● Exercise directions: Reproduce the records verbatim, starting at their first line and ending at the line that contains "x-axis-label: Execution time", with both of those lines included.

┏━━

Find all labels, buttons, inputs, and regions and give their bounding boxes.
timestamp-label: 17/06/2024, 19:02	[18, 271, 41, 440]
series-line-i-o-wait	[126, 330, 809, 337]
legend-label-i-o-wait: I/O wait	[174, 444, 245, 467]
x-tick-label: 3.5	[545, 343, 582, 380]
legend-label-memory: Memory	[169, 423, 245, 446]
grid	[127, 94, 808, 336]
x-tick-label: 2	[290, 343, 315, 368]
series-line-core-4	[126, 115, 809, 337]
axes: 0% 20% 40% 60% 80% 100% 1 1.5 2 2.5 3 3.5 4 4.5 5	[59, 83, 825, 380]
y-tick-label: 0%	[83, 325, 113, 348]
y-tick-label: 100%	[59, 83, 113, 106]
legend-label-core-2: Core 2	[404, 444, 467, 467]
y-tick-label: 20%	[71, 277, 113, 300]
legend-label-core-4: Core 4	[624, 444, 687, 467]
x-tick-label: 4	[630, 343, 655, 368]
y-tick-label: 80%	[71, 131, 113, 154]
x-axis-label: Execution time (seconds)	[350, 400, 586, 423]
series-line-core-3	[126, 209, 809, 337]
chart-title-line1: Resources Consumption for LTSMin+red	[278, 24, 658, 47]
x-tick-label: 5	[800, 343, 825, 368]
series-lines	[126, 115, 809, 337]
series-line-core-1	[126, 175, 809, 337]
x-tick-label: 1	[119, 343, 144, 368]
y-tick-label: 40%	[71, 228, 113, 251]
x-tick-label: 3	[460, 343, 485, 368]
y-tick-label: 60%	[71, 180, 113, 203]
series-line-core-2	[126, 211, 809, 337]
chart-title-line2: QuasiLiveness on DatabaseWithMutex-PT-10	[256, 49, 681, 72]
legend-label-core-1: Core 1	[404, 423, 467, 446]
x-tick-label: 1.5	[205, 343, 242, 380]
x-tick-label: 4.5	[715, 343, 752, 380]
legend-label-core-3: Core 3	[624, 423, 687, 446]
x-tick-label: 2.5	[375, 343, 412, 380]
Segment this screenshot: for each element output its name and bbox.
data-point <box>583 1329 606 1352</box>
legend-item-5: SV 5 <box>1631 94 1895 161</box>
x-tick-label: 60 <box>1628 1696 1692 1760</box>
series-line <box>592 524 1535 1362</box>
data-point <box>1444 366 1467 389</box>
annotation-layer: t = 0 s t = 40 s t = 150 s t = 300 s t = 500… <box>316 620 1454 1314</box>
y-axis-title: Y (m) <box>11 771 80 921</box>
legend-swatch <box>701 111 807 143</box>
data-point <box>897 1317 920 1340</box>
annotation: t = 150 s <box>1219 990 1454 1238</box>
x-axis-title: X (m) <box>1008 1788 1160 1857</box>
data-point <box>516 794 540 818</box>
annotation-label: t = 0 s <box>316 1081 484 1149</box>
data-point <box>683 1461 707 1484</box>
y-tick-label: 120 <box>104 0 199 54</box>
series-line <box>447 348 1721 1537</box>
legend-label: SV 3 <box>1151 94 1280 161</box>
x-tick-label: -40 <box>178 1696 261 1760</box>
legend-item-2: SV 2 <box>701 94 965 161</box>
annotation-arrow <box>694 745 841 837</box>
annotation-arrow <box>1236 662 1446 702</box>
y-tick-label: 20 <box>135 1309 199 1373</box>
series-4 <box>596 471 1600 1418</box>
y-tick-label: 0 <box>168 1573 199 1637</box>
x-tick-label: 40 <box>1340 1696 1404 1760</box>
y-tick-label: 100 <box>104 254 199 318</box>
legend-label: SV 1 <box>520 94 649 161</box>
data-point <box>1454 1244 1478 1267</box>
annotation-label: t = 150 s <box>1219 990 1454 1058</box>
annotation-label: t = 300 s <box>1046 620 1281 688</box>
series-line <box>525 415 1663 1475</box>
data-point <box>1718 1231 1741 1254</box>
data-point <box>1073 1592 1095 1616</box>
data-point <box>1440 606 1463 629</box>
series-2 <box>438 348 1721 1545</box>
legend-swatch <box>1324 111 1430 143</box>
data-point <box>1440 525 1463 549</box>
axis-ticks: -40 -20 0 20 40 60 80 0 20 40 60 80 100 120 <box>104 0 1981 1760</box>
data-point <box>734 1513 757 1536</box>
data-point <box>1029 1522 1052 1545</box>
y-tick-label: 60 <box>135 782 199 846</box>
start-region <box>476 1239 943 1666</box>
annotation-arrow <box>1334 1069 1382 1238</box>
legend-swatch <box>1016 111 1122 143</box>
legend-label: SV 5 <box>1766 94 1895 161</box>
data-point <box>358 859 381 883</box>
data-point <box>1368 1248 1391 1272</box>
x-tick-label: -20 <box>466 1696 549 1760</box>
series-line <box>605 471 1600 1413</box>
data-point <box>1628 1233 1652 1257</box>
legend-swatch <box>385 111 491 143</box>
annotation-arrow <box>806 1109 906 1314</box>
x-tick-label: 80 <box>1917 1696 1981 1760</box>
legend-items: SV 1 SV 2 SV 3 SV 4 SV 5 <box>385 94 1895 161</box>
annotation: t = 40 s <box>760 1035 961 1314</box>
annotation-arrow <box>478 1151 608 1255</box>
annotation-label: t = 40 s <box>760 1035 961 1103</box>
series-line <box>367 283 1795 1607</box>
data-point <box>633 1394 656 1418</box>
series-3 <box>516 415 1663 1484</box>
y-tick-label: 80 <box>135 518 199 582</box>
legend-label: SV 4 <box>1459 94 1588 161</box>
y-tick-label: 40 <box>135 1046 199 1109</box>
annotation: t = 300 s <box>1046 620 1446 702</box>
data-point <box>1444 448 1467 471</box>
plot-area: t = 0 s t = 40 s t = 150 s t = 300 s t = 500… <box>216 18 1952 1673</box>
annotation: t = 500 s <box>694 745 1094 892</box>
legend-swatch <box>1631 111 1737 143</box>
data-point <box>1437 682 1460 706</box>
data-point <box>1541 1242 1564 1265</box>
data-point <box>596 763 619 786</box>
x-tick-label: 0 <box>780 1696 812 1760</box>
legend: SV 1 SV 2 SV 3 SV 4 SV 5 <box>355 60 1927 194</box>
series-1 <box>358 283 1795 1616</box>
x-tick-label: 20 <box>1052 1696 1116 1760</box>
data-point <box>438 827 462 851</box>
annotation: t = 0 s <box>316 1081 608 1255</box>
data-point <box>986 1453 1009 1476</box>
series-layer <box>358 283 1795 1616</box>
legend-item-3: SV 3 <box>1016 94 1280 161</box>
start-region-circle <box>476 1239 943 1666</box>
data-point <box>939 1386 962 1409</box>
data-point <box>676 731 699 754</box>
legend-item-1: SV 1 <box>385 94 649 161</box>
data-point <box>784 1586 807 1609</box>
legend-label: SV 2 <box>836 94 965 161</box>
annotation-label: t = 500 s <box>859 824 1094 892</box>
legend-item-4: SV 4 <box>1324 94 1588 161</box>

┗━━

● Response for this exercise:
Find all labels, buttons, inputs, and regions and give their bounding boxes.
timestamp-label: 17/06/2024, 19:02	[18, 271, 41, 440]
series-line-i-o-wait	[126, 330, 809, 337]
legend-label-i-o-wait: I/O wait	[174, 444, 245, 467]
x-tick-label: 3.5	[545, 343, 582, 380]
legend-label-memory: Memory	[169, 423, 245, 446]
grid	[127, 94, 808, 336]
x-tick-label: 2	[290, 343, 315, 368]
series-line-core-4	[126, 115, 809, 337]
axes: 0% 20% 40% 60% 80% 100% 1 1.5 2 2.5 3 3.5 4 4.5 5	[59, 83, 825, 380]
y-tick-label: 0%	[83, 325, 113, 348]
y-tick-label: 100%	[59, 83, 113, 106]
legend-label-core-2: Core 2	[404, 444, 467, 467]
y-tick-label: 20%	[71, 277, 113, 300]
legend-label-core-4: Core 4	[624, 444, 687, 467]
x-tick-label: 4	[630, 343, 655, 368]
y-tick-label: 80%	[71, 131, 113, 154]
x-axis-label: Execution time (seconds)	[350, 400, 586, 423]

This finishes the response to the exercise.